> [Goal of the exercise] Repeat exactly the lines below from the line that contains "Output a JSON" to the last line, inclusive, without the pictures.
START
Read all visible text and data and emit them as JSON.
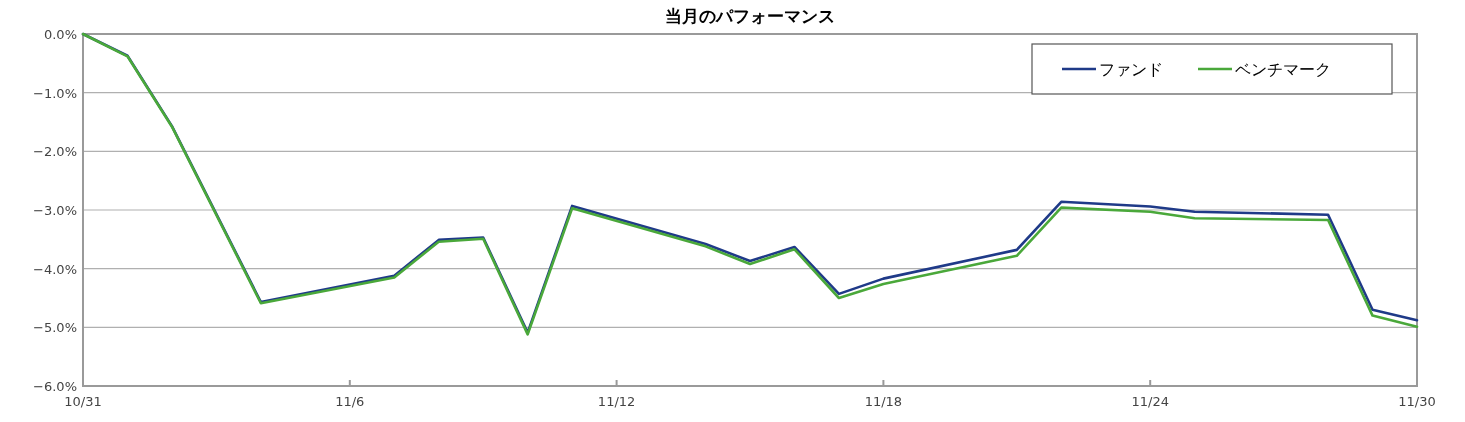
{
  "chart_data": {
    "type": "line",
    "title": "当月のパフォーマンス",
    "x": [
      "--10-31",
      "--11-01",
      "--11-02",
      "--11-04",
      "--11-07",
      "--11-08",
      "--11-09",
      "--11-10",
      "--11-11",
      "--11-14",
      "--11-15",
      "--11-16",
      "--11-17",
      "--11-18",
      "--11-21",
      "--11-22",
      "--11-24",
      "--11-25",
      "--11-28",
      "--11-29",
      "--11-30"
    ],
    "series": [
      {
        "name": "ファンド",
        "color": "#1f3a88",
        "values": [
          0,
          -0.37,
          -1.57,
          -4.57,
          -4.12,
          -3.51,
          -3.47,
          -5.09,
          -2.93,
          -3.58,
          -3.87,
          -3.63,
          -4.43,
          -4.17,
          -3.68,
          -2.86,
          -2.94,
          -3.03,
          -3.08,
          -4.7,
          -4.88
        ]
      },
      {
        "name": "ベンチマーク",
        "color": "#4aa83a",
        "values": [
          0,
          -0.38,
          -1.58,
          -4.59,
          -4.15,
          -3.54,
          -3.49,
          -5.12,
          -2.97,
          -3.62,
          -3.92,
          -3.67,
          -4.5,
          -4.26,
          -3.78,
          -2.96,
          -3.03,
          -3.14,
          -3.17,
          -4.8,
          -4.99
        ]
      }
    ],
    "xlim": [
      "--10-31",
      "--11-30"
    ],
    "xticks": [
      {
        "value": "--10-31",
        "label": "10/31"
      },
      {
        "value": "--11-06",
        "label": "11/6"
      },
      {
        "value": "--11-12",
        "label": "11/12"
      },
      {
        "value": "--11-18",
        "label": "11/18"
      },
      {
        "value": "--11-24",
        "label": "11/24"
      },
      {
        "value": "--11-30",
        "label": "11/30"
      }
    ],
    "ylim": [
      -6,
      0
    ],
    "yticks": [
      {
        "value": 0,
        "label": "0.0%"
      },
      {
        "value": -1,
        "label": "−1.0%"
      },
      {
        "value": -2,
        "label": "−2.0%"
      },
      {
        "value": -3,
        "label": "−3.0%"
      },
      {
        "value": -4,
        "label": "−4.0%"
      },
      {
        "value": -5,
        "label": "−5.0%"
      },
      {
        "value": -6,
        "label": "−6.0%"
      }
    ],
    "grid": "y",
    "legend": "top right",
    "marker": "none",
    "line_style": "solid"
  }
}
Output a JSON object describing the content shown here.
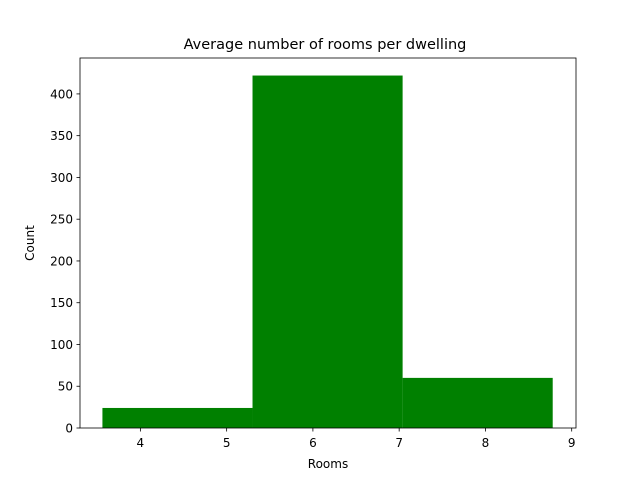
{
  "chart_data": {
    "type": "bar",
    "title": "Average number of rooms per dwelling",
    "xlabel": "Rooms",
    "ylabel": "Count",
    "bar_color": "#008000",
    "xlim": [
      3.3,
      9.05
    ],
    "ylim": [
      0,
      443
    ],
    "x_ticks": [
      4,
      5,
      6,
      7,
      8,
      9
    ],
    "y_ticks": [
      0,
      50,
      100,
      150,
      200,
      250,
      300,
      350,
      400
    ],
    "bins": [
      {
        "x0": 3.56,
        "x1": 5.3,
        "value": 24
      },
      {
        "x0": 5.3,
        "x1": 7.04,
        "value": 422
      },
      {
        "x0": 7.04,
        "x1": 8.78,
        "value": 60
      }
    ],
    "grid": false,
    "legend": false
  }
}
END
> [In response]
Output a JSON object describing the content shown here.
{
  "chart_data": {
    "type": "bar",
    "title": "Average number of rooms per dwelling",
    "xlabel": "Rooms",
    "ylabel": "Count",
    "bar_color": "#008000",
    "xlim": [
      3.3,
      9.05
    ],
    "ylim": [
      0,
      443
    ],
    "x_ticks": [
      4,
      5,
      6,
      7,
      8,
      9
    ],
    "y_ticks": [
      0,
      50,
      100,
      150,
      200,
      250,
      300,
      350,
      400
    ],
    "bins": [
      {
        "x0": 3.56,
        "x1": 5.3,
        "value": 24
      },
      {
        "x0": 5.3,
        "x1": 7.04,
        "value": 422
      },
      {
        "x0": 7.04,
        "x1": 8.78,
        "value": 60
      }
    ],
    "grid": false,
    "legend": false
  }
}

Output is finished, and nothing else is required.